— Begin Entries shown —
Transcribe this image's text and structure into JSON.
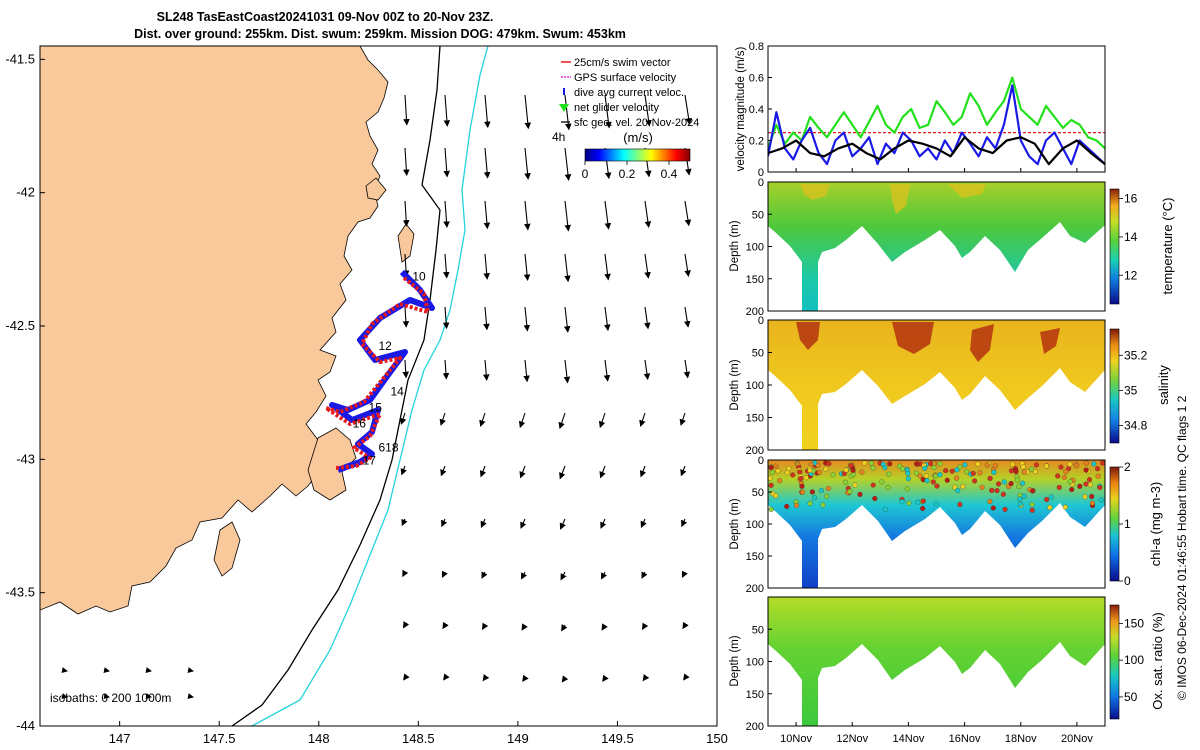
{
  "title": {
    "line1": "SL248 TasEastCoast20241031 09-Nov 00Z to 20-Nov 23Z.",
    "line2": "Dist. over ground: 255km. Dist. swum: 259km. Mission DOG: 479km. Swum: 453km"
  },
  "footer_note": "© IMOS 06-Dec-2024 01:46:55 Hobart time. QC flags 1 2",
  "colors": {
    "land": "#f9c89b",
    "swim_vector": "#e8191b",
    "gps_velocity": "#e030e0",
    "dive_current": "#1a1ae6",
    "net_glider": "#22e01a",
    "geo_vel": "#000000",
    "isobath_200": "#000000",
    "isobath_1000": "#22d3dd"
  },
  "chart_data": [
    {
      "type": "scatter",
      "name": "map",
      "xlim": [
        146.6,
        150.0
      ],
      "ylim": [
        -44.0,
        -41.45
      ],
      "xticks": [
        "147",
        "147.5",
        "148",
        "148.5",
        "149",
        "149.5",
        "150"
      ],
      "yticks": [
        "-41.5",
        "-42",
        "-42.5",
        "-43",
        "-43.5",
        "-44"
      ],
      "legend": [
        "25cm/s swim vector",
        "GPS surface velocity",
        "dive avg current veloc.",
        "net glider velocity",
        "sfc geo. vel. 20-Nov-2024"
      ],
      "legend_time_label": "4h",
      "colorbar": {
        "label": "(m/s)",
        "ticks": [
          "0",
          "0.2",
          "0.4"
        ],
        "range": [
          0,
          0.5
        ]
      },
      "isobaths_label": "isobaths: 0   200   1000m",
      "track_day_labels": [
        {
          "text": "10",
          "lon": 148.47,
          "lat": -42.33
        },
        {
          "text": "12",
          "lon": 148.3,
          "lat": -42.59
        },
        {
          "text": "14",
          "lon": 148.36,
          "lat": -42.76
        },
        {
          "text": "15",
          "lon": 148.25,
          "lat": -42.82
        },
        {
          "text": "16",
          "lon": 148.17,
          "lat": -42.88
        },
        {
          "text": "618",
          "lon": 148.3,
          "lat": -42.97
        },
        {
          "text": "17",
          "lon": 148.22,
          "lat": -43.02
        }
      ]
    },
    {
      "type": "line",
      "name": "velocity-magnitude",
      "ylabel": "velocity magnitude (m/s)",
      "ylim": [
        0,
        0.8
      ],
      "yticks": [
        "0",
        "0.2",
        "0.4",
        "0.6",
        "0.8"
      ],
      "xlim": [
        9.0,
        21.0
      ],
      "series": [
        {
          "name": "25cm/s swim vector",
          "color": "#e8191b",
          "x": [
            9.0,
            21.0
          ],
          "y": [
            0.25,
            0.25
          ]
        },
        {
          "name": "net glider velocity",
          "color": "#22e01a",
          "x": [
            9.0,
            9.3,
            9.6,
            9.9,
            10.2,
            10.5,
            10.8,
            11.1,
            11.4,
            11.7,
            12.0,
            12.3,
            12.6,
            12.9,
            13.2,
            13.5,
            13.8,
            14.1,
            14.4,
            14.7,
            15.0,
            15.3,
            15.6,
            15.9,
            16.2,
            16.5,
            16.8,
            17.1,
            17.4,
            17.7,
            18.0,
            18.3,
            18.6,
            18.9,
            19.2,
            19.5,
            19.8,
            20.1,
            20.4,
            20.7,
            21.0
          ],
          "y": [
            0.15,
            0.3,
            0.18,
            0.25,
            0.2,
            0.35,
            0.28,
            0.22,
            0.3,
            0.38,
            0.3,
            0.22,
            0.32,
            0.42,
            0.3,
            0.25,
            0.35,
            0.4,
            0.28,
            0.3,
            0.45,
            0.38,
            0.3,
            0.35,
            0.5,
            0.42,
            0.3,
            0.38,
            0.45,
            0.6,
            0.4,
            0.35,
            0.3,
            0.42,
            0.35,
            0.28,
            0.33,
            0.3,
            0.22,
            0.2,
            0.15
          ]
        },
        {
          "name": "dive avg current veloc.",
          "color": "#1a1ae6",
          "x": [
            9.0,
            9.3,
            9.6,
            9.9,
            10.2,
            10.5,
            10.8,
            11.1,
            11.4,
            11.7,
            12.0,
            12.3,
            12.6,
            12.9,
            13.2,
            13.5,
            13.8,
            14.1,
            14.4,
            14.7,
            15.0,
            15.3,
            15.6,
            15.9,
            16.2,
            16.5,
            16.8,
            17.1,
            17.4,
            17.7,
            18.0,
            18.3,
            18.6,
            18.9,
            19.2,
            19.5,
            19.8,
            20.1,
            20.4,
            20.7,
            21.0
          ],
          "y": [
            0.1,
            0.38,
            0.15,
            0.08,
            0.2,
            0.28,
            0.12,
            0.05,
            0.2,
            0.25,
            0.1,
            0.15,
            0.22,
            0.05,
            0.18,
            0.12,
            0.25,
            0.2,
            0.1,
            0.15,
            0.08,
            0.2,
            0.12,
            0.25,
            0.18,
            0.1,
            0.22,
            0.15,
            0.3,
            0.55,
            0.2,
            0.1,
            0.05,
            0.2,
            0.25,
            0.15,
            0.05,
            0.2,
            0.15,
            0.1,
            0.05
          ]
        },
        {
          "name": "sfc geo. vel.",
          "color": "#000000",
          "x": [
            9.0,
            9.5,
            10.0,
            10.5,
            11.0,
            11.5,
            12.0,
            12.5,
            13.0,
            13.5,
            14.0,
            14.5,
            15.0,
            15.5,
            16.0,
            16.5,
            17.0,
            17.5,
            18.0,
            18.5,
            19.0,
            19.5,
            20.0,
            20.5,
            21.0
          ],
          "y": [
            0.12,
            0.15,
            0.2,
            0.12,
            0.1,
            0.15,
            0.18,
            0.12,
            0.08,
            0.15,
            0.2,
            0.18,
            0.15,
            0.1,
            0.22,
            0.15,
            0.12,
            0.2,
            0.22,
            0.18,
            0.05,
            0.15,
            0.2,
            0.12,
            0.05
          ]
        }
      ]
    },
    {
      "type": "heatmap",
      "name": "temperature",
      "ylabel": "Depth (m)",
      "yticks": [
        "0",
        "50",
        "100",
        "150",
        "200"
      ],
      "ylim": [
        200,
        0
      ],
      "colorbar": {
        "label": "temperature (°C)",
        "ticks": [
          "12",
          "14",
          "16"
        ],
        "range": [
          10.5,
          16.5
        ]
      }
    },
    {
      "type": "heatmap",
      "name": "salinity",
      "ylabel": "Depth (m)",
      "yticks": [
        "0",
        "50",
        "100",
        "150",
        "200"
      ],
      "ylim": [
        200,
        0
      ],
      "colorbar": {
        "label": "salinity",
        "ticks": [
          "34.8",
          "35",
          "35.2"
        ],
        "range": [
          34.7,
          35.35
        ]
      }
    },
    {
      "type": "heatmap",
      "name": "chl-a",
      "ylabel": "Depth (m)",
      "yticks": [
        "0",
        "50",
        "100",
        "150",
        "200"
      ],
      "ylim": [
        200,
        0
      ],
      "colorbar": {
        "label": "chl-a (mg m-3)",
        "ticks": [
          "0",
          "1",
          "2"
        ],
        "range": [
          0,
          2
        ]
      }
    },
    {
      "type": "heatmap",
      "name": "oxygen",
      "ylabel": "Depth (m)",
      "yticks": [
        "50",
        "100",
        "150",
        "200"
      ],
      "ylim": [
        200,
        0
      ],
      "colorbar": {
        "label": "Ox. sat. ratio (%)",
        "ticks": [
          "50",
          "100",
          "150"
        ],
        "range": [
          20,
          175
        ]
      },
      "xticks": [
        "10Nov",
        "12Nov",
        "14Nov",
        "16Nov",
        "18Nov",
        "20Nov"
      ],
      "xlim": [
        9.0,
        21.0
      ]
    }
  ]
}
— End Entries shown —
What you will do:
Reproduce every line exactly and omit all pictures.

Output for this exercise:
Transcribe this image's text and structure into JSON.
{
  "title": {
    "line1": "SL248 TasEastCoast20241031 09-Nov 00Z to 20-Nov 23Z.",
    "line2": "Dist. over ground: 255km. Dist. swum: 259km. Mission DOG: 479km. Swum: 453km"
  },
  "footer_note": "© IMOS 06-Dec-2024 01:46:55 Hobart time. QC flags 1 2",
  "colors": {
    "land": "#f9c89b",
    "swim_vector": "#e8191b",
    "gps_velocity": "#e030e0",
    "dive_current": "#1a1ae6",
    "net_glider": "#22e01a",
    "geo_vel": "#000000",
    "isobath_200": "#000000",
    "isobath_1000": "#22d3dd"
  },
  "chart_data": [
    {
      "type": "scatter",
      "name": "map",
      "xlim": [
        146.6,
        150.0
      ],
      "ylim": [
        -44.0,
        -41.45
      ],
      "xticks": [
        "147",
        "147.5",
        "148",
        "148.5",
        "149",
        "149.5",
        "150"
      ],
      "yticks": [
        "-41.5",
        "-42",
        "-42.5",
        "-43",
        "-43.5",
        "-44"
      ],
      "legend": [
        "25cm/s swim vector",
        "GPS surface velocity",
        "dive avg current veloc.",
        "net glider velocity",
        "sfc geo. vel. 20-Nov-2024"
      ],
      "legend_time_label": "4h",
      "colorbar": {
        "label": "(m/s)",
        "ticks": [
          "0",
          "0.2",
          "0.4"
        ],
        "range": [
          0,
          0.5
        ]
      },
      "isobaths_label": "isobaths: 0   200   1000m",
      "track_day_labels": [
        {
          "text": "10",
          "lon": 148.47,
          "lat": -42.33
        },
        {
          "text": "12",
          "lon": 148.3,
          "lat": -42.59
        },
        {
          "text": "14",
          "lon": 148.36,
          "lat": -42.76
        },
        {
          "text": "15",
          "lon": 148.25,
          "lat": -42.82
        },
        {
          "text": "16",
          "lon": 148.17,
          "lat": -42.88
        },
        {
          "text": "618",
          "lon": 148.3,
          "lat": -42.97
        },
        {
          "text": "17",
          "lon": 148.22,
          "lat": -43.02
        }
      ]
    },
    {
      "type": "line",
      "name": "velocity-magnitude",
      "ylabel": "velocity magnitude (m/s)",
      "ylim": [
        0,
        0.8
      ],
      "yticks": [
        "0",
        "0.2",
        "0.4",
        "0.6",
        "0.8"
      ],
      "xlim": [
        9.0,
        21.0
      ],
      "series": [
        {
          "name": "25cm/s swim vector",
          "color": "#e8191b",
          "x": [
            9.0,
            21.0
          ],
          "y": [
            0.25,
            0.25
          ]
        },
        {
          "name": "net glider velocity",
          "color": "#22e01a",
          "x": [
            9.0,
            9.3,
            9.6,
            9.9,
            10.2,
            10.5,
            10.8,
            11.1,
            11.4,
            11.7,
            12.0,
            12.3,
            12.6,
            12.9,
            13.2,
            13.5,
            13.8,
            14.1,
            14.4,
            14.7,
            15.0,
            15.3,
            15.6,
            15.9,
            16.2,
            16.5,
            16.8,
            17.1,
            17.4,
            17.7,
            18.0,
            18.3,
            18.6,
            18.9,
            19.2,
            19.5,
            19.8,
            20.1,
            20.4,
            20.7,
            21.0
          ],
          "y": [
            0.15,
            0.3,
            0.18,
            0.25,
            0.2,
            0.35,
            0.28,
            0.22,
            0.3,
            0.38,
            0.3,
            0.22,
            0.32,
            0.42,
            0.3,
            0.25,
            0.35,
            0.4,
            0.28,
            0.3,
            0.45,
            0.38,
            0.3,
            0.35,
            0.5,
            0.42,
            0.3,
            0.38,
            0.45,
            0.6,
            0.4,
            0.35,
            0.3,
            0.42,
            0.35,
            0.28,
            0.33,
            0.3,
            0.22,
            0.2,
            0.15
          ]
        },
        {
          "name": "dive avg current veloc.",
          "color": "#1a1ae6",
          "x": [
            9.0,
            9.3,
            9.6,
            9.9,
            10.2,
            10.5,
            10.8,
            11.1,
            11.4,
            11.7,
            12.0,
            12.3,
            12.6,
            12.9,
            13.2,
            13.5,
            13.8,
            14.1,
            14.4,
            14.7,
            15.0,
            15.3,
            15.6,
            15.9,
            16.2,
            16.5,
            16.8,
            17.1,
            17.4,
            17.7,
            18.0,
            18.3,
            18.6,
            18.9,
            19.2,
            19.5,
            19.8,
            20.1,
            20.4,
            20.7,
            21.0
          ],
          "y": [
            0.1,
            0.38,
            0.15,
            0.08,
            0.2,
            0.28,
            0.12,
            0.05,
            0.2,
            0.25,
            0.1,
            0.15,
            0.22,
            0.05,
            0.18,
            0.12,
            0.25,
            0.2,
            0.1,
            0.15,
            0.08,
            0.2,
            0.12,
            0.25,
            0.18,
            0.1,
            0.22,
            0.15,
            0.3,
            0.55,
            0.2,
            0.1,
            0.05,
            0.2,
            0.25,
            0.15,
            0.05,
            0.2,
            0.15,
            0.1,
            0.05
          ]
        },
        {
          "name": "sfc geo. vel.",
          "color": "#000000",
          "x": [
            9.0,
            9.5,
            10.0,
            10.5,
            11.0,
            11.5,
            12.0,
            12.5,
            13.0,
            13.5,
            14.0,
            14.5,
            15.0,
            15.5,
            16.0,
            16.5,
            17.0,
            17.5,
            18.0,
            18.5,
            19.0,
            19.5,
            20.0,
            20.5,
            21.0
          ],
          "y": [
            0.12,
            0.15,
            0.2,
            0.12,
            0.1,
            0.15,
            0.18,
            0.12,
            0.08,
            0.15,
            0.2,
            0.18,
            0.15,
            0.1,
            0.22,
            0.15,
            0.12,
            0.2,
            0.22,
            0.18,
            0.05,
            0.15,
            0.2,
            0.12,
            0.05
          ]
        }
      ]
    },
    {
      "type": "heatmap",
      "name": "temperature",
      "ylabel": "Depth (m)",
      "yticks": [
        "0",
        "50",
        "100",
        "150",
        "200"
      ],
      "ylim": [
        200,
        0
      ],
      "colorbar": {
        "label": "temperature (°C)",
        "ticks": [
          "12",
          "14",
          "16"
        ],
        "range": [
          10.5,
          16.5
        ]
      }
    },
    {
      "type": "heatmap",
      "name": "salinity",
      "ylabel": "Depth (m)",
      "yticks": [
        "0",
        "50",
        "100",
        "150",
        "200"
      ],
      "ylim": [
        200,
        0
      ],
      "colorbar": {
        "label": "salinity",
        "ticks": [
          "34.8",
          "35",
          "35.2"
        ],
        "range": [
          34.7,
          35.35
        ]
      }
    },
    {
      "type": "heatmap",
      "name": "chl-a",
      "ylabel": "Depth (m)",
      "yticks": [
        "0",
        "50",
        "100",
        "150",
        "200"
      ],
      "ylim": [
        200,
        0
      ],
      "colorbar": {
        "label": "chl-a (mg m-3)",
        "ticks": [
          "0",
          "1",
          "2"
        ],
        "range": [
          0,
          2
        ]
      }
    },
    {
      "type": "heatmap",
      "name": "oxygen",
      "ylabel": "Depth (m)",
      "yticks": [
        "50",
        "100",
        "150",
        "200"
      ],
      "ylim": [
        200,
        0
      ],
      "colorbar": {
        "label": "Ox. sat. ratio (%)",
        "ticks": [
          "50",
          "100",
          "150"
        ],
        "range": [
          20,
          175
        ]
      },
      "xticks": [
        "10Nov",
        "12Nov",
        "14Nov",
        "16Nov",
        "18Nov",
        "20Nov"
      ],
      "xlim": [
        9.0,
        21.0
      ]
    }
  ]
}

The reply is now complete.